▶ SOURCE PASSAGE:
○ ○ ○

Download
Style Sheet
Notes
for Contributors October 2010
CNS Style Sheet
General
Style
General
Writing Style: Although CNS is an academic journal, we strive to make
the material in our pages clear and accessible to a wide audience.
Therefore, we encourage contributors to use clear, plain language
and avoid academic jargon.
Spelling: CNS uses U.S. English spellings and usage. In particular,
use -ize instead of -ise, for example, globalize, not globalise; -er
instead of -re, for example, center, not centre; and
-or instead of -our, for example, labor, not labour.
Quotations: Use double quotation marks generally, and single quotation
marks within a quote. Punctuation is within quotation marks.
Dates: Dates are written month, day, and year: August 27, 2005. Decades
are either written out, for example, the seventies, or notated as
the 1970s. Note that there is no apostrophe here. A range of years
uses all four digits: 1994-1996, 1999-2004. Centuries are notated
with numbers, for example, 20th century.
Abbreviations: Abbreviations of countries are written with periods
between the letters, for example: U.S. for United States, U.K. for
the United Kingdom, and U.S.S.R. for the former United Soviet Socialist
Republic. Other abbreviations are written without periods. For example:
NRDC for the Natural Resources Defense Council.
Displayed Extracts: Direct quotes of more than one long sentence are
set apart from the rest of the text by indentation at both ends. Quotation
marks are not used around these extracts. Added words that are not
found in the original quote are in square brackets to indicate that
they are not part of the original quote.

○ ○ ○

▶ EXCERPTED DATA:
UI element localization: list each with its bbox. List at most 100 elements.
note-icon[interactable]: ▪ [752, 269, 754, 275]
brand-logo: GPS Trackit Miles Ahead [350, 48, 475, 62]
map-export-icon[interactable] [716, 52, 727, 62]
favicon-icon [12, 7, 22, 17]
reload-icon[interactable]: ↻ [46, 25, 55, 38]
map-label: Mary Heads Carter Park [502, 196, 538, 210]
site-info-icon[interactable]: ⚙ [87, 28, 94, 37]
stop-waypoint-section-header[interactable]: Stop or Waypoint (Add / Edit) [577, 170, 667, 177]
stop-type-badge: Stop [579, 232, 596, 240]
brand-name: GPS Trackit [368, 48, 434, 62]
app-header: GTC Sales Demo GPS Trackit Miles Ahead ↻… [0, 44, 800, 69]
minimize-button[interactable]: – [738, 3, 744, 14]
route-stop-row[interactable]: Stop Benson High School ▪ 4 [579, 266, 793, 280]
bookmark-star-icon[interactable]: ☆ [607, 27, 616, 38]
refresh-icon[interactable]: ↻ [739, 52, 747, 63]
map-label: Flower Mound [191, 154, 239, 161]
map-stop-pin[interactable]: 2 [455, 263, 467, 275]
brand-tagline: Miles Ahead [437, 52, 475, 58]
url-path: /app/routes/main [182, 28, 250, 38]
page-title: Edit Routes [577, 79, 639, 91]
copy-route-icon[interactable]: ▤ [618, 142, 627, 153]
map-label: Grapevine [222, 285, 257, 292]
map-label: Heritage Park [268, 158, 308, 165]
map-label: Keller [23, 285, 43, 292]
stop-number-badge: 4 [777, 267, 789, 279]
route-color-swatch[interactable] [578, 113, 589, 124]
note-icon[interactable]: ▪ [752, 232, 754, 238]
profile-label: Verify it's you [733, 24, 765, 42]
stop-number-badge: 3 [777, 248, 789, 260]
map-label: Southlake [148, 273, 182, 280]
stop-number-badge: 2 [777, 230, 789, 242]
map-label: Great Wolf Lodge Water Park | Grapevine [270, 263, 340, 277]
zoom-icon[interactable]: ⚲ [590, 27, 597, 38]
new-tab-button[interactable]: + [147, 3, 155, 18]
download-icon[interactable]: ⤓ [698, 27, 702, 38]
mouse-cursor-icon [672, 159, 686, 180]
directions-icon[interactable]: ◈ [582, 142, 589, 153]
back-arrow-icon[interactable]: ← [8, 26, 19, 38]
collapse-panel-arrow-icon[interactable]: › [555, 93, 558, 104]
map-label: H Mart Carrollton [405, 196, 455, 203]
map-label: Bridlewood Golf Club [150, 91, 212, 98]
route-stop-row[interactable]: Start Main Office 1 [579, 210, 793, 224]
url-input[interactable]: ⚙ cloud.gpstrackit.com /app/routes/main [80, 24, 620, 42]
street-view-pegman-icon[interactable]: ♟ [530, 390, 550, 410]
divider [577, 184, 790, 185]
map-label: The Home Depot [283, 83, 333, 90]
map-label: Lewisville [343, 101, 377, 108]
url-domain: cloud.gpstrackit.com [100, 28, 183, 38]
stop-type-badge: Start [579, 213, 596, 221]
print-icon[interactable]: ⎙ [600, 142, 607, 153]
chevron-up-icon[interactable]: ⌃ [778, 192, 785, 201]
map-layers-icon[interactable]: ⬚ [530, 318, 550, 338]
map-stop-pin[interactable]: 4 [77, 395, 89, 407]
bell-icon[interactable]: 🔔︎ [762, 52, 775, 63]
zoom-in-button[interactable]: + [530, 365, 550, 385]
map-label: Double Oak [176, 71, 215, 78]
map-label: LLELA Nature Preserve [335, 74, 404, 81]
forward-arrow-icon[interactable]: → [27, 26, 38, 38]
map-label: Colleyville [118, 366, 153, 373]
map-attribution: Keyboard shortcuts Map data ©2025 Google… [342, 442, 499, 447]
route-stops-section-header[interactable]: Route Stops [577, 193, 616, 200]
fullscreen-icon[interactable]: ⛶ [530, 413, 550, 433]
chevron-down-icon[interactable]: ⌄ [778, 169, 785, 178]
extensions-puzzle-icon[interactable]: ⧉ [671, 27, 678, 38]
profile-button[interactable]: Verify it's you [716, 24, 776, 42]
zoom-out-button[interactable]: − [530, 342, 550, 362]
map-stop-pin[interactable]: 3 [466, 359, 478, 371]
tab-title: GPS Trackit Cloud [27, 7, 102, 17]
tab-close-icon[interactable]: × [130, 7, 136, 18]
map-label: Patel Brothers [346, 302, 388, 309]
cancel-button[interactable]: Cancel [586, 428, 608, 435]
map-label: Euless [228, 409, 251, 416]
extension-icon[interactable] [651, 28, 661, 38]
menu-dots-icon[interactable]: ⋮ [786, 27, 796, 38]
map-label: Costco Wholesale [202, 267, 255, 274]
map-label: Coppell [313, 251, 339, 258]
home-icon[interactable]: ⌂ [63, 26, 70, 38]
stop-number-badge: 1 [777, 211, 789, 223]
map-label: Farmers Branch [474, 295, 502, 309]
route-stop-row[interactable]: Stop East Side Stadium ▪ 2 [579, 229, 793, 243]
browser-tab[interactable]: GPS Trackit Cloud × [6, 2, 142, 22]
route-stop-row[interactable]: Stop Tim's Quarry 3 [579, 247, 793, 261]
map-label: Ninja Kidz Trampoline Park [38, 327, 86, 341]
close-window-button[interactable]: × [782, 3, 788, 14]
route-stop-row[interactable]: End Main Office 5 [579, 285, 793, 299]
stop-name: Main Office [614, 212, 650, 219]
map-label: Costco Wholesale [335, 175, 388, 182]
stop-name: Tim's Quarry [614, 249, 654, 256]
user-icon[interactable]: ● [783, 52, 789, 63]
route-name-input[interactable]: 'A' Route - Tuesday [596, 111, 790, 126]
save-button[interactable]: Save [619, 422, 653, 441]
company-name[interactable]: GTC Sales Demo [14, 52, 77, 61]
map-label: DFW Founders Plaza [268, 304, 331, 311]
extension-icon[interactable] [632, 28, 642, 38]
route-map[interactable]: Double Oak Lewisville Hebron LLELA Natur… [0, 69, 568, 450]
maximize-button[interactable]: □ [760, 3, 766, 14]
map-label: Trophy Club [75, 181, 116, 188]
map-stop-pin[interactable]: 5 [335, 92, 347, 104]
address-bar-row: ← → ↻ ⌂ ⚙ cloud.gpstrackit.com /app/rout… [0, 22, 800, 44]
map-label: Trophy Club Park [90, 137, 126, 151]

○ ○ ○

▶ DIRECTIONS:
a: Reproduce the part of the CNS style sheet that opens with the words containing "Displayed Extracts: Direct" and closes with "the original quote.".
b: Recast the paragraph of the CNS style sheet beginning "Dates: Dates are written" as a short bulleted list that keeps its main rules.

▶ EXERCISE RESULTS:
a:
Displayed Extracts: Direct quotes of more than one long sentence are
set apart from the rest of the text by indentation at both ends. Quotation
marks are not used around these extracts. Added words that are not
found in the original quote are in square brackets to indicate that
they are not part of the original quote.

b:
- Write dates as month, day, and year: August 27, 2005.
- Write decades out (the seventies) or in numbers (the 1970s), with no apostrophe.
- Give year ranges with all four digits: 1994-1996, 1999-2004.
- Write centuries with numbers: 20th century.